=== RECORDED INFORMATION ===
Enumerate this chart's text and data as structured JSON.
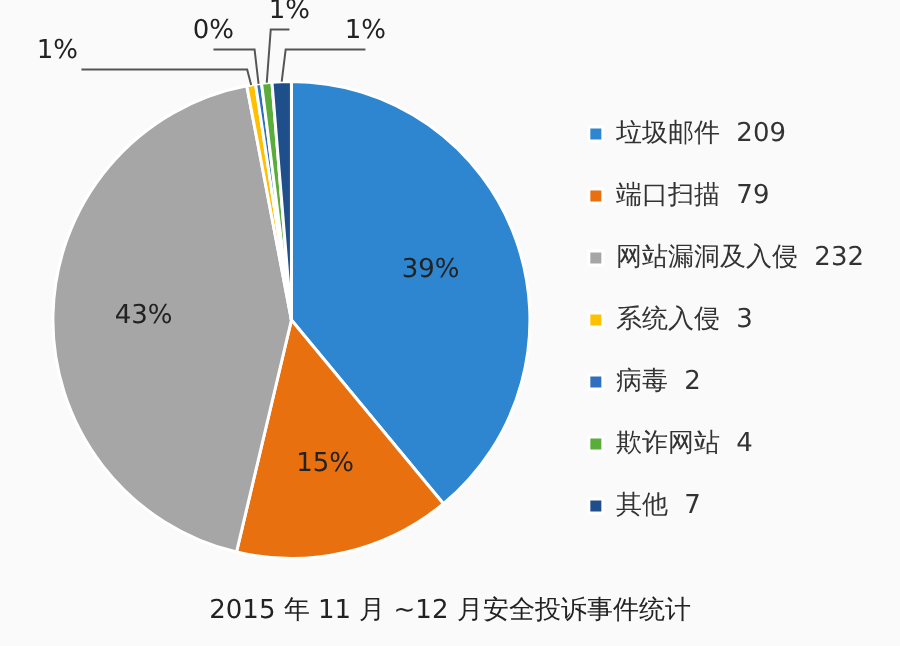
{
  "chart_data": {
    "type": "pie",
    "title": "2015 年 11 月 ~12 月安全投诉事件统计",
    "categories": [
      "垃圾邮件  209",
      "端口扫描  79",
      "网站漏洞及入侵  232",
      "系统入侵  3",
      "病毒  2",
      "欺诈网站  4",
      "其他  7"
    ],
    "values": [
      39.0,
      14.7,
      43.3,
      0.6,
      0.4,
      0.7,
      1.3
    ],
    "colors": [
      "#2e86d0",
      "#e8700f",
      "#a6a6a6",
      "#ffc000",
      "#2f6fbf",
      "#5aad3a",
      "#1f4f8a"
    ],
    "value_labels": [
      "39%",
      "15%",
      "43%",
      "1%",
      "0%",
      "1%",
      "1%"
    ],
    "legend": "right"
  }
}
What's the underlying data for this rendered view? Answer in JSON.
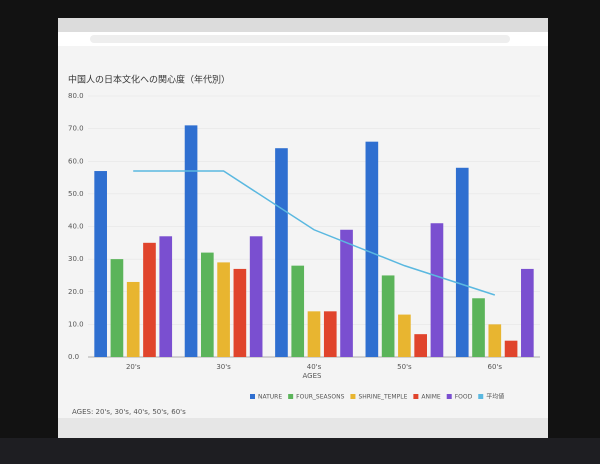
{
  "chart_data": {
    "type": "bar",
    "title": "中国人の日本文化への関心度（年代別）",
    "categories": [
      "20's",
      "30's",
      "40's",
      "50's",
      "60's"
    ],
    "xlabel": "AGES",
    "filter": "AGES: 20's, 30's, 40's, 50's, 60's",
    "series": [
      {
        "name": "NATURE",
        "color": "#2f6fd0",
        "values": [
          57,
          71,
          64,
          66,
          58
        ]
      },
      {
        "name": "FOUR_SEASONS",
        "color": "#5bb45a",
        "values": [
          30,
          32,
          28,
          25,
          18
        ]
      },
      {
        "name": "SHRINE_TEMPLE",
        "color": "#e8b530",
        "values": [
          23,
          29,
          14,
          13,
          10
        ]
      },
      {
        "name": "ANIME",
        "color": "#e0442c",
        "values": [
          35,
          27,
          14,
          7,
          5
        ]
      },
      {
        "name": "FOOD",
        "color": "#7a4fd0",
        "values": [
          37,
          37,
          39,
          41,
          27
        ]
      },
      {
        "name": "平均値",
        "color": "#5ab8e0",
        "type": "line",
        "values": [
          57,
          57,
          39,
          28,
          19
        ]
      }
    ],
    "ylim": [
      0,
      80
    ],
    "yticks": [
      {
        "value": 0,
        "label": "0.0"
      },
      {
        "value": 10,
        "label": "10.0"
      },
      {
        "value": 20,
        "label": "20.0"
      },
      {
        "value": 30,
        "label": "30.0"
      },
      {
        "value": 40,
        "label": "40.0"
      },
      {
        "value": 50,
        "label": "50.0"
      },
      {
        "value": 60,
        "label": "60.0"
      },
      {
        "value": 70,
        "label": "70.0"
      },
      {
        "value": 80,
        "label": "80.0"
      }
    ],
    "grid": true
  }
}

=== WHAT TO DO ===
Are you able to set down all the lines above exactly, without any pictures?

=== RESPONSE ===
Enumerate this chart's text and data as structured JSON.
{
  "chart_data": {
    "type": "pie",
    "title": "2015 年 11 月 ~12 月安全投诉事件统计",
    "categories": [
      "垃圾邮件  209",
      "端口扫描  79",
      "网站漏洞及入侵  232",
      "系统入侵  3",
      "病毒  2",
      "欺诈网站  4",
      "其他  7"
    ],
    "values": [
      39.0,
      14.7,
      43.3,
      0.6,
      0.4,
      0.7,
      1.3
    ],
    "colors": [
      "#2e86d0",
      "#e8700f",
      "#a6a6a6",
      "#ffc000",
      "#2f6fbf",
      "#5aad3a",
      "#1f4f8a"
    ],
    "value_labels": [
      "39%",
      "15%",
      "43%",
      "1%",
      "0%",
      "1%",
      "1%"
    ],
    "legend": "right"
  }
}
What's the underlying data for this rendered view? Answer in JSON.
{
  "chart_data": {
    "type": "bar",
    "title": "中国人の日本文化への関心度（年代別）",
    "categories": [
      "20's",
      "30's",
      "40's",
      "50's",
      "60's"
    ],
    "xlabel": "AGES",
    "filter": "AGES: 20's, 30's, 40's, 50's, 60's",
    "series": [
      {
        "name": "NATURE",
        "color": "#2f6fd0",
        "values": [
          57,
          71,
          64,
          66,
          58
        ]
      },
      {
        "name": "FOUR_SEASONS",
        "color": "#5bb45a",
        "values": [
          30,
          32,
          28,
          25,
          18
        ]
      },
      {
        "name": "SHRINE_TEMPLE",
        "color": "#e8b530",
        "values": [
          23,
          29,
          14,
          13,
          10
        ]
      },
      {
        "name": "ANIME",
        "color": "#e0442c",
        "values": [
          35,
          27,
          14,
          7,
          5
        ]
      },
      {
        "name": "FOOD",
        "color": "#7a4fd0",
        "values": [
          37,
          37,
          39,
          41,
          27
        ]
      },
      {
        "name": "平均値",
        "color": "#5ab8e0",
        "type": "line",
        "values": [
          57,
          57,
          39,
          28,
          19
        ]
      }
    ],
    "ylim": [
      0,
      80
    ],
    "yticks": [
      {
        "value": 0,
        "label": "0.0"
      },
      {
        "value": 10,
        "label": "10.0"
      },
      {
        "value": 20,
        "label": "20.0"
      },
      {
        "value": 30,
        "label": "30.0"
      },
      {
        "value": 40,
        "label": "40.0"
      },
      {
        "value": 50,
        "label": "50.0"
      },
      {
        "value": 60,
        "label": "60.0"
      },
      {
        "value": 70,
        "label": "70.0"
      },
      {
        "value": 80,
        "label": "80.0"
      }
    ],
    "grid": true
  }
}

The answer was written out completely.